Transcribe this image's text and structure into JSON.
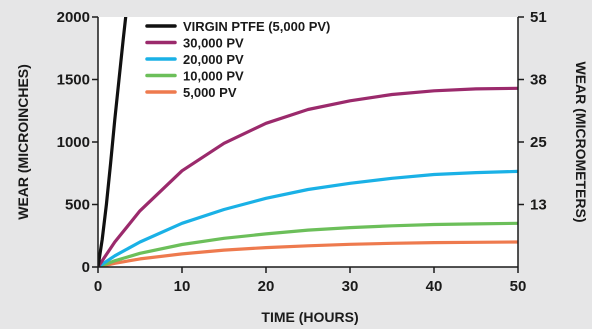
{
  "chart_data": {
    "type": "line",
    "xlabel": "TIME (HOURS)",
    "ylabel": "WEAR (MICROINCHES)",
    "y2label": "WEAR (MICROMETERS)",
    "xlim": [
      0,
      50
    ],
    "ylim": [
      0,
      2000
    ],
    "x_ticks": [
      0,
      10,
      20,
      30,
      40,
      50
    ],
    "y_ticks": [
      0,
      500,
      1000,
      1500,
      2000
    ],
    "y2_ticks": [
      {
        "label": "13",
        "y": 500
      },
      {
        "label": "25",
        "y": 1000
      },
      {
        "label": "38",
        "y": 1500
      },
      {
        "label": "51",
        "y": 2000
      }
    ],
    "grid": false,
    "legend_position": "top-left",
    "series": [
      {
        "name": "VIRGIN PTFE (5,000 PV)",
        "color": "#111111",
        "x": [
          0,
          0.5,
          1,
          1.5,
          2,
          2.5,
          3,
          3.3
        ],
        "y": [
          0,
          220,
          500,
          830,
          1180,
          1500,
          1820,
          2000
        ]
      },
      {
        "name": "30,000 PV",
        "color": "#9b2a6c",
        "x": [
          0,
          2,
          5,
          10,
          15,
          20,
          25,
          30,
          35,
          40,
          45,
          50
        ],
        "y": [
          0,
          200,
          450,
          770,
          990,
          1150,
          1260,
          1330,
          1380,
          1410,
          1425,
          1430
        ]
      },
      {
        "name": "20,000 PV",
        "color": "#1ab1e6",
        "x": [
          0,
          2,
          5,
          10,
          15,
          20,
          25,
          30,
          35,
          40,
          45,
          50
        ],
        "y": [
          0,
          90,
          200,
          350,
          460,
          550,
          620,
          670,
          710,
          740,
          755,
          765
        ]
      },
      {
        "name": "10,000 PV",
        "color": "#6cbf5a",
        "x": [
          0,
          2,
          5,
          10,
          15,
          20,
          25,
          30,
          35,
          40,
          45,
          50
        ],
        "y": [
          0,
          50,
          110,
          180,
          230,
          265,
          295,
          315,
          330,
          340,
          345,
          350
        ]
      },
      {
        "name": "5,000 PV",
        "color": "#ee7a4e",
        "x": [
          0,
          2,
          5,
          10,
          15,
          20,
          25,
          30,
          35,
          40,
          45,
          50
        ],
        "y": [
          0,
          30,
          65,
          105,
          135,
          155,
          170,
          182,
          190,
          195,
          198,
          200
        ]
      }
    ]
  }
}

========

[What the task requires] Repeat each line of the records above exactly, but do not copy the pictures.

[The result]
Transcribe this image's text and structure into JSON.
{
  "chart_data": {
    "type": "line",
    "xlabel": "TIME (HOURS)",
    "ylabel": "WEAR (MICROINCHES)",
    "y2label": "WEAR (MICROMETERS)",
    "xlim": [
      0,
      50
    ],
    "ylim": [
      0,
      2000
    ],
    "x_ticks": [
      0,
      10,
      20,
      30,
      40,
      50
    ],
    "y_ticks": [
      0,
      500,
      1000,
      1500,
      2000
    ],
    "y2_ticks": [
      {
        "label": "13",
        "y": 500
      },
      {
        "label": "25",
        "y": 1000
      },
      {
        "label": "38",
        "y": 1500
      },
      {
        "label": "51",
        "y": 2000
      }
    ],
    "grid": false,
    "legend_position": "top-left",
    "series": [
      {
        "name": "VIRGIN PTFE (5,000 PV)",
        "color": "#111111",
        "x": [
          0,
          0.5,
          1,
          1.5,
          2,
          2.5,
          3,
          3.3
        ],
        "y": [
          0,
          220,
          500,
          830,
          1180,
          1500,
          1820,
          2000
        ]
      },
      {
        "name": "30,000 PV",
        "color": "#9b2a6c",
        "x": [
          0,
          2,
          5,
          10,
          15,
          20,
          25,
          30,
          35,
          40,
          45,
          50
        ],
        "y": [
          0,
          200,
          450,
          770,
          990,
          1150,
          1260,
          1330,
          1380,
          1410,
          1425,
          1430
        ]
      },
      {
        "name": "20,000 PV",
        "color": "#1ab1e6",
        "x": [
          0,
          2,
          5,
          10,
          15,
          20,
          25,
          30,
          35,
          40,
          45,
          50
        ],
        "y": [
          0,
          90,
          200,
          350,
          460,
          550,
          620,
          670,
          710,
          740,
          755,
          765
        ]
      },
      {
        "name": "10,000 PV",
        "color": "#6cbf5a",
        "x": [
          0,
          2,
          5,
          10,
          15,
          20,
          25,
          30,
          35,
          40,
          45,
          50
        ],
        "y": [
          0,
          50,
          110,
          180,
          230,
          265,
          295,
          315,
          330,
          340,
          345,
          350
        ]
      },
      {
        "name": "5,000 PV",
        "color": "#ee7a4e",
        "x": [
          0,
          2,
          5,
          10,
          15,
          20,
          25,
          30,
          35,
          40,
          45,
          50
        ],
        "y": [
          0,
          30,
          65,
          105,
          135,
          155,
          170,
          182,
          190,
          195,
          198,
          200
        ]
      }
    ]
  }
}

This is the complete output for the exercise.